### Work required
Check each line of the records below and collect those holding "content".
— start —
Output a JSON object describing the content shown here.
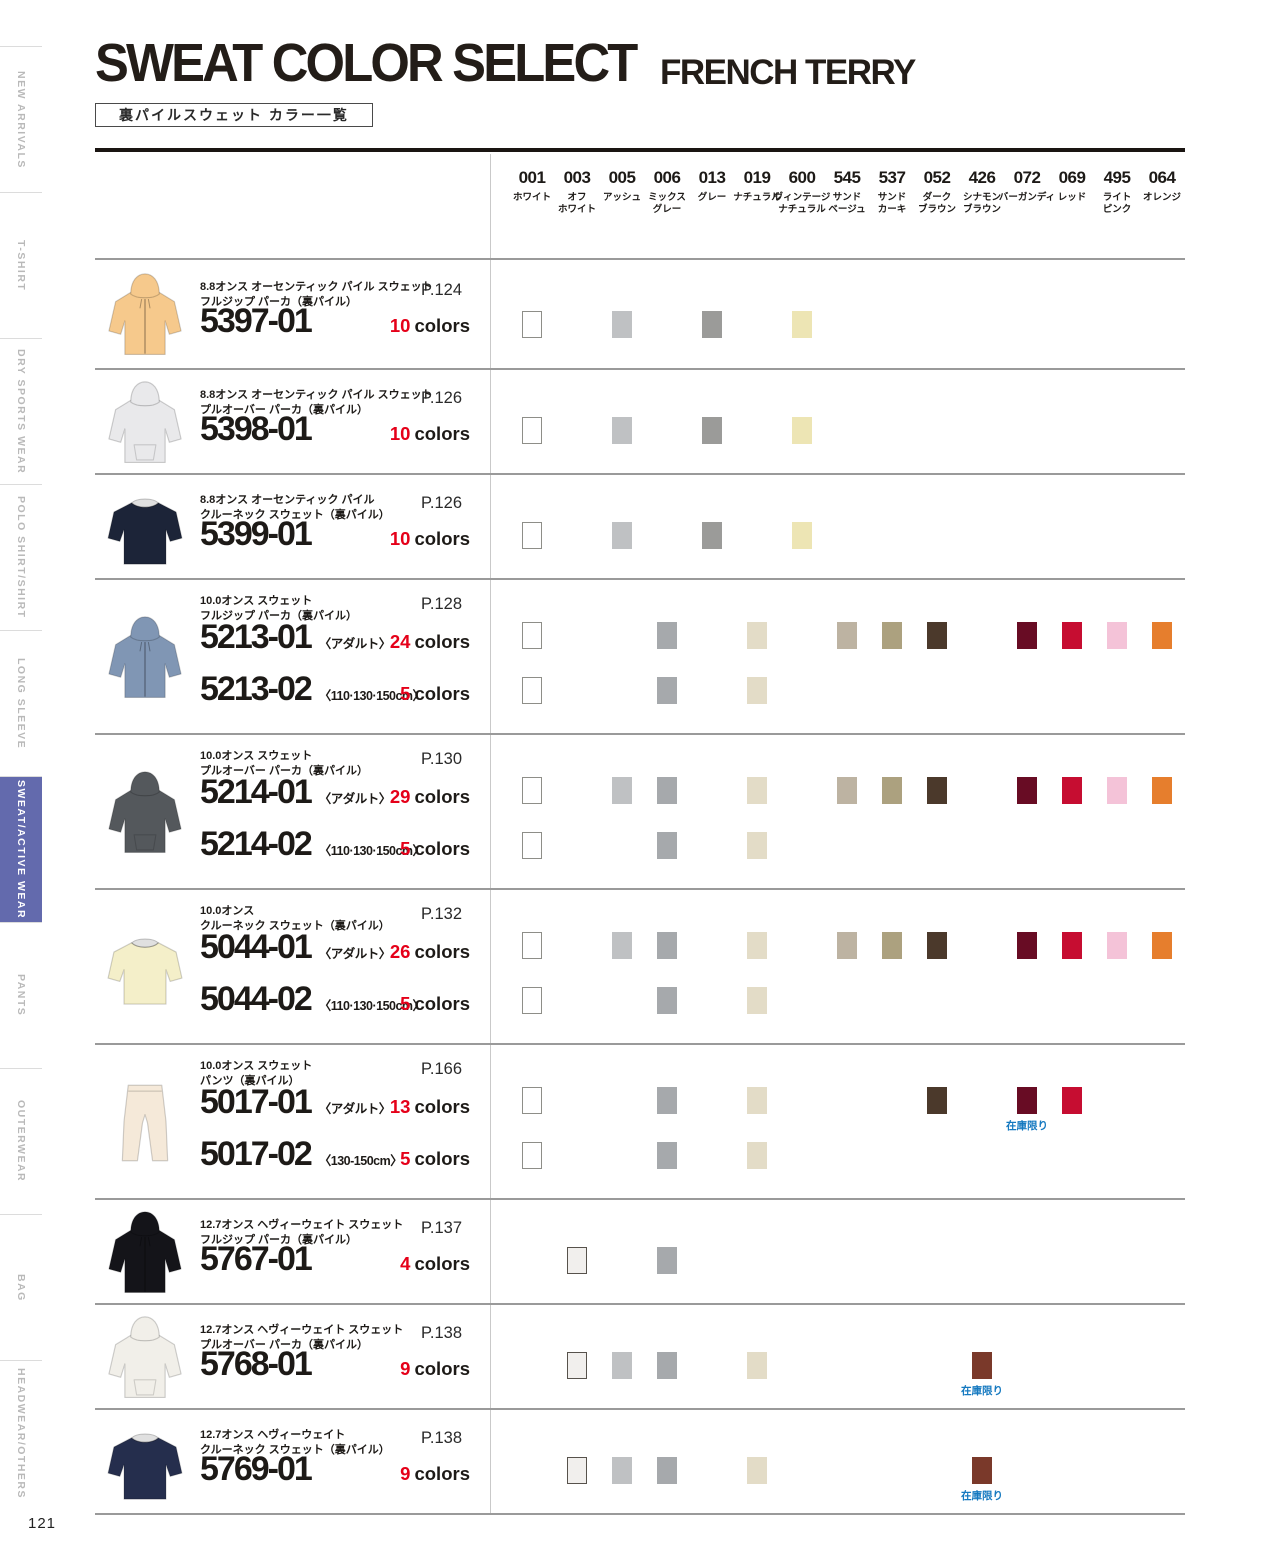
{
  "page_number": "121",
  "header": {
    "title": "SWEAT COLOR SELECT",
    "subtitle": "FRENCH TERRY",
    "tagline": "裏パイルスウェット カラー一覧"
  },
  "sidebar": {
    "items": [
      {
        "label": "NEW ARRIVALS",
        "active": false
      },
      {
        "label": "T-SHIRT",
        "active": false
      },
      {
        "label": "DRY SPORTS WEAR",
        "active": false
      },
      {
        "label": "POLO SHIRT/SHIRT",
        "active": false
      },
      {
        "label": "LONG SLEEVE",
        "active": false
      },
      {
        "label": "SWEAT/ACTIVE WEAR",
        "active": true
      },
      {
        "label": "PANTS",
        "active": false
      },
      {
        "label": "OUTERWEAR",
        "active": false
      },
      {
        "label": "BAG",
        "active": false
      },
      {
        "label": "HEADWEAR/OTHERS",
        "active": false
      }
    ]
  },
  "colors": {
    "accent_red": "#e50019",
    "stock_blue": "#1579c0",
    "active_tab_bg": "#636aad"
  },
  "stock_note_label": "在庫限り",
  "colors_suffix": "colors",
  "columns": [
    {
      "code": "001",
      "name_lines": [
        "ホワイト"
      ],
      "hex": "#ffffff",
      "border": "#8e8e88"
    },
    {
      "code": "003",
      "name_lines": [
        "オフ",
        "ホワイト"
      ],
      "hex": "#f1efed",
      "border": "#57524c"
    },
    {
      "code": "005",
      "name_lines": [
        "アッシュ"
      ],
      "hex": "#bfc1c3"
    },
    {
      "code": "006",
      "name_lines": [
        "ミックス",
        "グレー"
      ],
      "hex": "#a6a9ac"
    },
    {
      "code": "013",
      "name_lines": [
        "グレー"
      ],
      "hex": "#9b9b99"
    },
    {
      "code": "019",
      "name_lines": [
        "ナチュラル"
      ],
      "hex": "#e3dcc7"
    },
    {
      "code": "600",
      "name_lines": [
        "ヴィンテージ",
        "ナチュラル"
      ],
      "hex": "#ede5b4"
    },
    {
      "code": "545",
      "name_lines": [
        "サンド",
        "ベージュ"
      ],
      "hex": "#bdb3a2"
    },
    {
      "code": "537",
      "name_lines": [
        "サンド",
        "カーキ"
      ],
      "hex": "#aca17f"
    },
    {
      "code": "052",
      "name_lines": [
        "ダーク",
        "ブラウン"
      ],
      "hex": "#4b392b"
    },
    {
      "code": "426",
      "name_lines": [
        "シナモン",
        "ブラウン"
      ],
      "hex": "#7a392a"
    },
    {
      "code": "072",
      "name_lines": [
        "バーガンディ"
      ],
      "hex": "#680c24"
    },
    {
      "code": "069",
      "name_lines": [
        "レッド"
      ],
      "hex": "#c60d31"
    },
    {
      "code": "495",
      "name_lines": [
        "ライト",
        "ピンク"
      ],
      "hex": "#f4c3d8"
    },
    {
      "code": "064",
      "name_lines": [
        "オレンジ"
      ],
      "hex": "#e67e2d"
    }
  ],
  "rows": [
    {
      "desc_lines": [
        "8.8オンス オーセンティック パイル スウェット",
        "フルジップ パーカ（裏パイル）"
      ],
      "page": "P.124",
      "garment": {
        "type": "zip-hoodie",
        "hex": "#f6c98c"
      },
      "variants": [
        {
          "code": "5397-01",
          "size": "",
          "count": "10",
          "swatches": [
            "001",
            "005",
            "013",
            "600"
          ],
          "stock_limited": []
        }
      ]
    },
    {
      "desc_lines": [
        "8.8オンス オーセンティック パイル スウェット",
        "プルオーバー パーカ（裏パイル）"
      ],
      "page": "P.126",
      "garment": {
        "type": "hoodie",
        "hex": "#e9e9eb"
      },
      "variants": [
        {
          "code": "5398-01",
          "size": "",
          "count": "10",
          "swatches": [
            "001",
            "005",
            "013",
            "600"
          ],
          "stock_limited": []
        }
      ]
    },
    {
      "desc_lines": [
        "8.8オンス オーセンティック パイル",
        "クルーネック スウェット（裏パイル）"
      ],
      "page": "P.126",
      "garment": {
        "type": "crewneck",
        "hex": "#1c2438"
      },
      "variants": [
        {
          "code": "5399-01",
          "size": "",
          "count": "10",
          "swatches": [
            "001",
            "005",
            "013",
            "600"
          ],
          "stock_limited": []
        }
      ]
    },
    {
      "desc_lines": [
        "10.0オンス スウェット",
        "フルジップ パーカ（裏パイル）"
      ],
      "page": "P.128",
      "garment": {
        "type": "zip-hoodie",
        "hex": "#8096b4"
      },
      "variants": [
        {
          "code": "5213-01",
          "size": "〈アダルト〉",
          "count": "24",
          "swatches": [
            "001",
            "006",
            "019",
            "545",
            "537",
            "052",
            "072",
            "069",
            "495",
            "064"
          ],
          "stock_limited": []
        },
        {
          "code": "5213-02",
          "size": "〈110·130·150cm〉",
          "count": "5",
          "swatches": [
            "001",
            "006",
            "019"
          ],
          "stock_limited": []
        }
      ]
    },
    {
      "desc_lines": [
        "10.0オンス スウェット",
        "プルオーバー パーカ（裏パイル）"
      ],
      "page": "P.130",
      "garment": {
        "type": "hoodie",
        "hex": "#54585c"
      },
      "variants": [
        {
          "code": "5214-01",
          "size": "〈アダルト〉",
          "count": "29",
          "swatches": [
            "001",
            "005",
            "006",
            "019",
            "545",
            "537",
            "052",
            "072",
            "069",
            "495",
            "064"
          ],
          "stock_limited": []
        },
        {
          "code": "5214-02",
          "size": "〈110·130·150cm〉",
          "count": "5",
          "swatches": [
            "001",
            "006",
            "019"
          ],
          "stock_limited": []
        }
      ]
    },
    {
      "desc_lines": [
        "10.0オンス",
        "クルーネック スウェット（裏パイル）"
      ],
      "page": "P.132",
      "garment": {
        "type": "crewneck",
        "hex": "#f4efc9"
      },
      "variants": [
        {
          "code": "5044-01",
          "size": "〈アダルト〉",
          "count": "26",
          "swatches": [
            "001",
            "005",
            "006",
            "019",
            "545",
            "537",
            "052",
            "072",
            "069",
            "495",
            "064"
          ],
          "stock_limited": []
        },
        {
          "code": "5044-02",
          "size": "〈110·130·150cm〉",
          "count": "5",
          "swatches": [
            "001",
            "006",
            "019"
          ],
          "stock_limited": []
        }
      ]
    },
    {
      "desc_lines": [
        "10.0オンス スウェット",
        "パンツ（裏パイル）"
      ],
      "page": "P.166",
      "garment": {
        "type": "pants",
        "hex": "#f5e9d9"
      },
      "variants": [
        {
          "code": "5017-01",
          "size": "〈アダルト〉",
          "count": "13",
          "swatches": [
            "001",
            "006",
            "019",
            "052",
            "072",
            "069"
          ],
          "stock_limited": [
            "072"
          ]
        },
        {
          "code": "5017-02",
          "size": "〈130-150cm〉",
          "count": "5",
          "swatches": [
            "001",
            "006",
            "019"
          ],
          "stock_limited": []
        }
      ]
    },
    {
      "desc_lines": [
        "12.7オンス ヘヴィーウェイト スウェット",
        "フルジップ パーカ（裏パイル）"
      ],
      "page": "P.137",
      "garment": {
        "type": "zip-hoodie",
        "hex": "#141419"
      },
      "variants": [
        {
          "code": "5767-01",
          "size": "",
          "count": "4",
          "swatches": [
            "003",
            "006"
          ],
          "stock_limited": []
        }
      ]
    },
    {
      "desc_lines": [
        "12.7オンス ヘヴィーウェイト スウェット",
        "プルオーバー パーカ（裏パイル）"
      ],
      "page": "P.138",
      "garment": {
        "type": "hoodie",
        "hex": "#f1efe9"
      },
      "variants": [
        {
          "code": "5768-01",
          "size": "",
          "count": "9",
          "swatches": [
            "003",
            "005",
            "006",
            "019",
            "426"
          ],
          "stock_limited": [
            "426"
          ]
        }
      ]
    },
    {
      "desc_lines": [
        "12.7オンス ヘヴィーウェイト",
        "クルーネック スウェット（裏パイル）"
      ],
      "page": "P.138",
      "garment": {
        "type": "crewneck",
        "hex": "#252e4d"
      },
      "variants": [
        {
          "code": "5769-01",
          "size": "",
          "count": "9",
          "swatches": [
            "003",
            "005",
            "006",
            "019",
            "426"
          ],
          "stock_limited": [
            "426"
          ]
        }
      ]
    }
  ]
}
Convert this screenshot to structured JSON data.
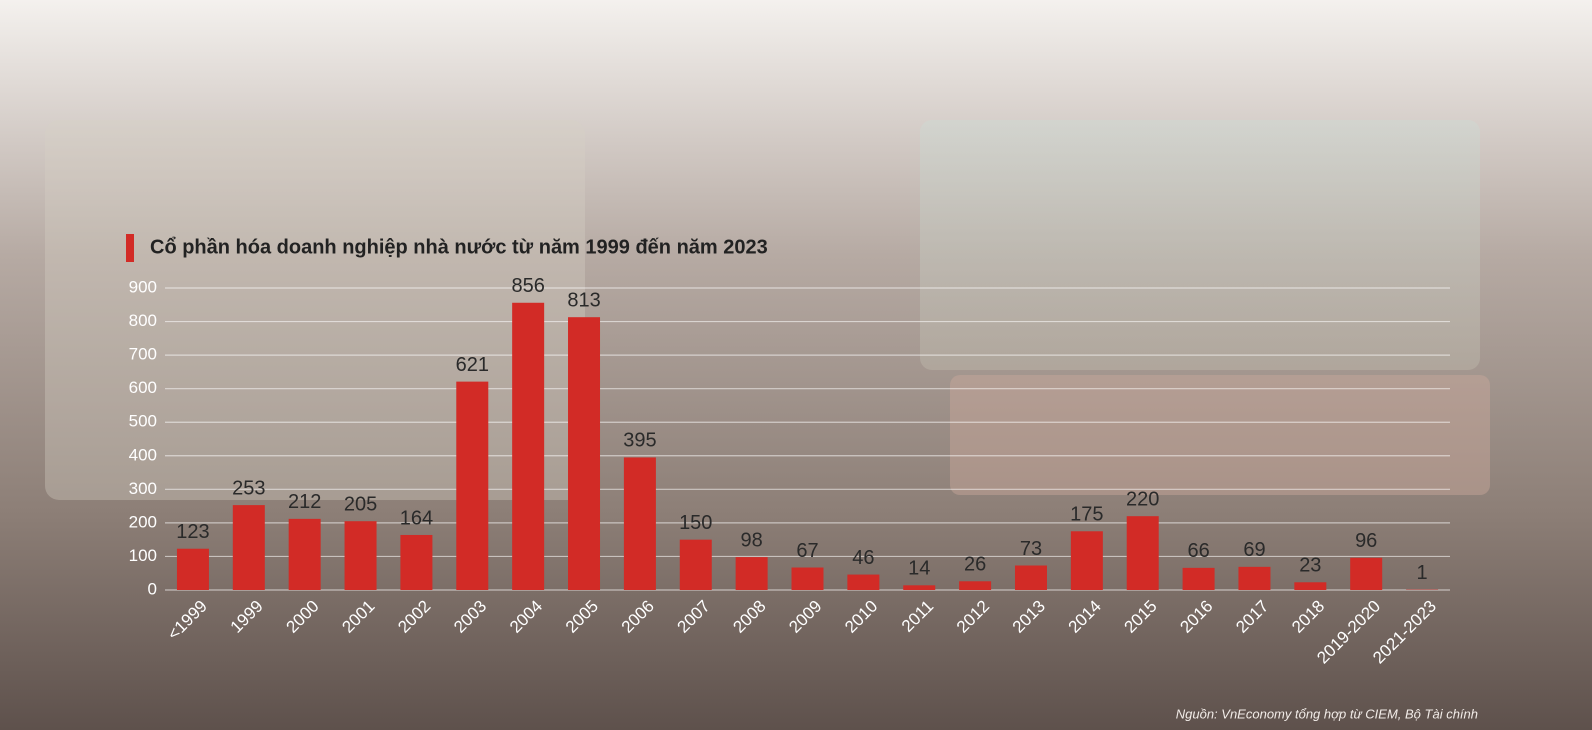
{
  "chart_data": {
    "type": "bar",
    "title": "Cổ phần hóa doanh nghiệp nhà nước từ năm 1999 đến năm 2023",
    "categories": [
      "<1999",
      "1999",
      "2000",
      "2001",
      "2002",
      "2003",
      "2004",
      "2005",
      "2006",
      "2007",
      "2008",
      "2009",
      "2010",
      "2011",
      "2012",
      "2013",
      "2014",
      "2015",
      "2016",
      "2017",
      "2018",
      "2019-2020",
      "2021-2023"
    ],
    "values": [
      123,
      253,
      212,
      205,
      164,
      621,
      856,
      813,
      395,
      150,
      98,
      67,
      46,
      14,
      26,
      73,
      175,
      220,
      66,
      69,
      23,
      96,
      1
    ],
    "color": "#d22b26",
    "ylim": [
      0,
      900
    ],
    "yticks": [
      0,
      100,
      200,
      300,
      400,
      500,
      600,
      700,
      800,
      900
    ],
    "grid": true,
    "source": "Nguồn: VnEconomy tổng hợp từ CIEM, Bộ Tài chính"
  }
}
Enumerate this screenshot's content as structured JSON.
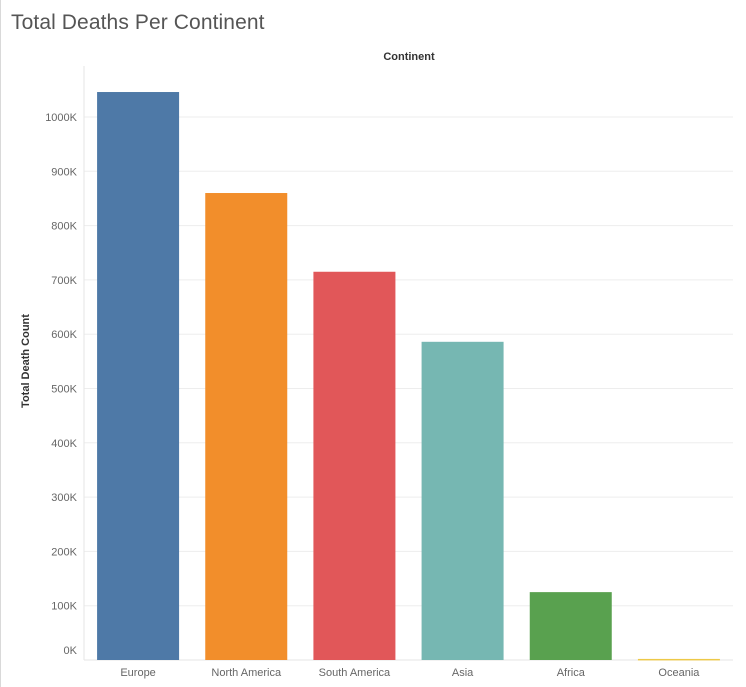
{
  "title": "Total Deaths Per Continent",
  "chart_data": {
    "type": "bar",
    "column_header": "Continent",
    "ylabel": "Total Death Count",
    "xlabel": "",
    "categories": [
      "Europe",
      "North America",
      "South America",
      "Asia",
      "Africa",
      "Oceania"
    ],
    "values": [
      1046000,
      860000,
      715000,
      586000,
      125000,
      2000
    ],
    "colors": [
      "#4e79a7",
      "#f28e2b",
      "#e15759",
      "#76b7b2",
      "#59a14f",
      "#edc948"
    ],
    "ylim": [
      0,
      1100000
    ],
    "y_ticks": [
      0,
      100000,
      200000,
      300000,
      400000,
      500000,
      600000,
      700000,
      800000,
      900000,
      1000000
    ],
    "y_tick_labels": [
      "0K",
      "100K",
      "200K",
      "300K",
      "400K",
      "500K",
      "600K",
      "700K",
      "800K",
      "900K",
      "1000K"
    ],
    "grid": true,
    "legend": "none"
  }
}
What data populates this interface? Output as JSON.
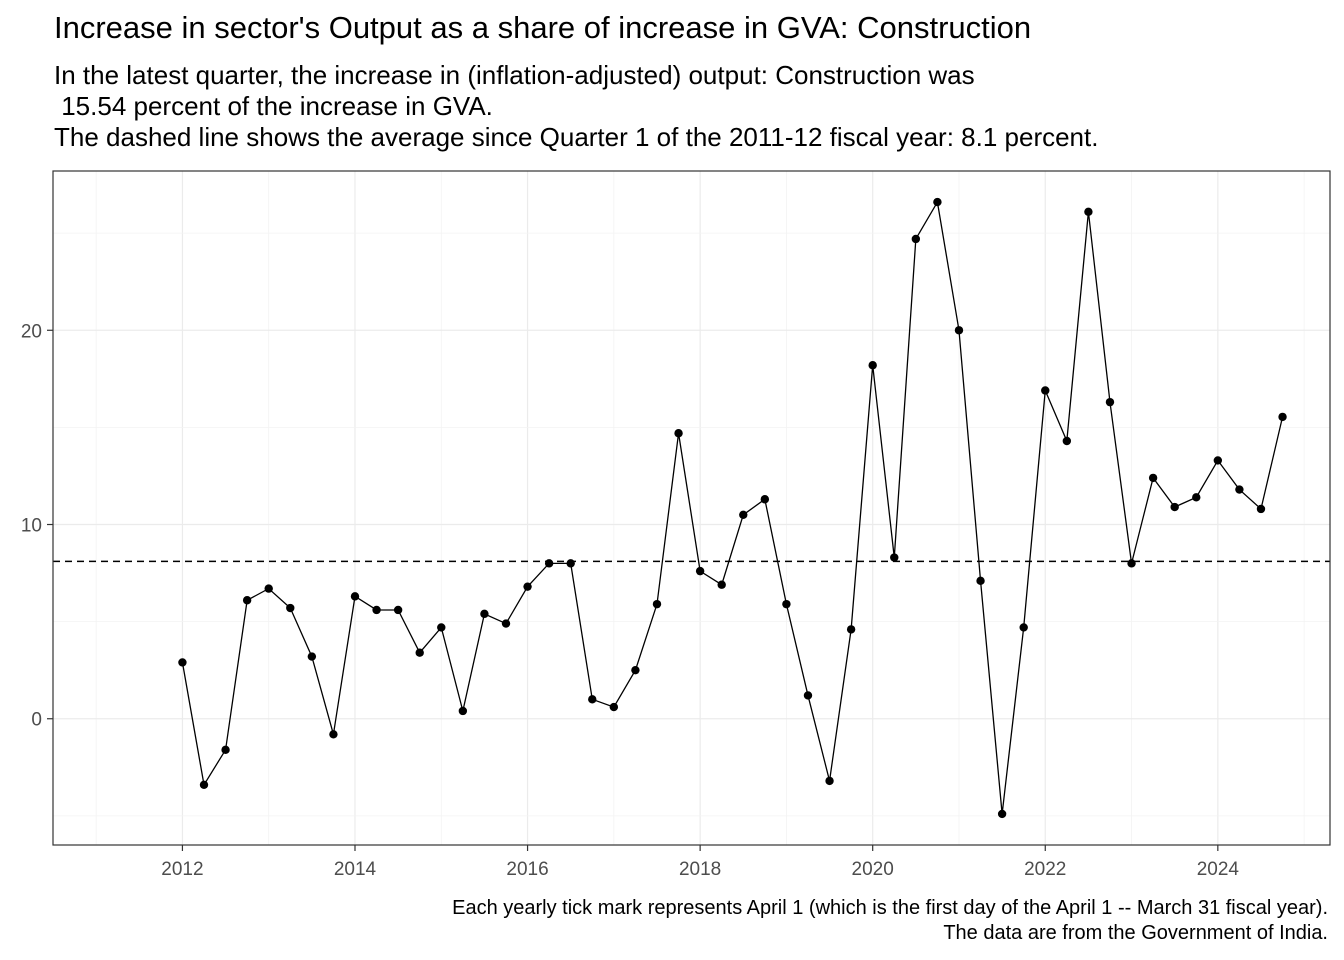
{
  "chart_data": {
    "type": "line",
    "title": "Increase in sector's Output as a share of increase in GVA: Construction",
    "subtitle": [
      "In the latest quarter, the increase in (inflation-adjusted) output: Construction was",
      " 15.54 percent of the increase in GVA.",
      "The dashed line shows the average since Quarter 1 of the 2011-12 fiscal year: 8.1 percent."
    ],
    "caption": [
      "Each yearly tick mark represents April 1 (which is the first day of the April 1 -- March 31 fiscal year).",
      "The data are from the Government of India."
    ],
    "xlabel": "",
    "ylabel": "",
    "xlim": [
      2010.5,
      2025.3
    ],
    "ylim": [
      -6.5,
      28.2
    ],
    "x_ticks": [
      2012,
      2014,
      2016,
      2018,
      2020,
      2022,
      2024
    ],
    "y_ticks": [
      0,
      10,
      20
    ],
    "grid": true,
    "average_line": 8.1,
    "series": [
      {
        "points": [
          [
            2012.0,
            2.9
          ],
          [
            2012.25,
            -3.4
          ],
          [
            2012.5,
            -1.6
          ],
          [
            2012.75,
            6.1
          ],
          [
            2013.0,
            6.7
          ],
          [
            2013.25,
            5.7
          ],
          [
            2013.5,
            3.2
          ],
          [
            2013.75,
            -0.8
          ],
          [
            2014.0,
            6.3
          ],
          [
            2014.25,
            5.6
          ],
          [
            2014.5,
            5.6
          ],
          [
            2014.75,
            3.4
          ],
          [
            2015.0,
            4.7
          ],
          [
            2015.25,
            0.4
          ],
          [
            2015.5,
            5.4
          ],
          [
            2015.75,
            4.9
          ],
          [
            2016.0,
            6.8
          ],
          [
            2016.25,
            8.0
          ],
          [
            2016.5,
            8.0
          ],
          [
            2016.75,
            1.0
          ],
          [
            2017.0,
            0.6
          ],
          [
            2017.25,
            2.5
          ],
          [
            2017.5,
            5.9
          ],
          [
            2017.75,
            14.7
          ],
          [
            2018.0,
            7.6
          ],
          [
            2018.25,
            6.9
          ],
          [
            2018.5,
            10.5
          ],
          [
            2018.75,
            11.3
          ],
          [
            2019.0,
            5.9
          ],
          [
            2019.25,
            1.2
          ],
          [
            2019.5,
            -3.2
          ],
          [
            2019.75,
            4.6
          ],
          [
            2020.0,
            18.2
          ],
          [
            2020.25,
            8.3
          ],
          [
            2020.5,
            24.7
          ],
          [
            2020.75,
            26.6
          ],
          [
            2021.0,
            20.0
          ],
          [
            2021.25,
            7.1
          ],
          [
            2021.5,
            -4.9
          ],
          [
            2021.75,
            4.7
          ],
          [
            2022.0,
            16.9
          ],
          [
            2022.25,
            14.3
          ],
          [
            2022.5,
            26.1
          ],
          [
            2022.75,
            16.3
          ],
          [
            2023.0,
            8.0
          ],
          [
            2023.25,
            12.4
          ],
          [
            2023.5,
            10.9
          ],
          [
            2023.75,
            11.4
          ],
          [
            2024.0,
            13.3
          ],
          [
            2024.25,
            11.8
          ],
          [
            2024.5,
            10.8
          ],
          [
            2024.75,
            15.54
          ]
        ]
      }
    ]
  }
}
— end —
### Exercise response
Output a JSON object describing the content shown here.
Enumerate this screenshot's content as structured JSON.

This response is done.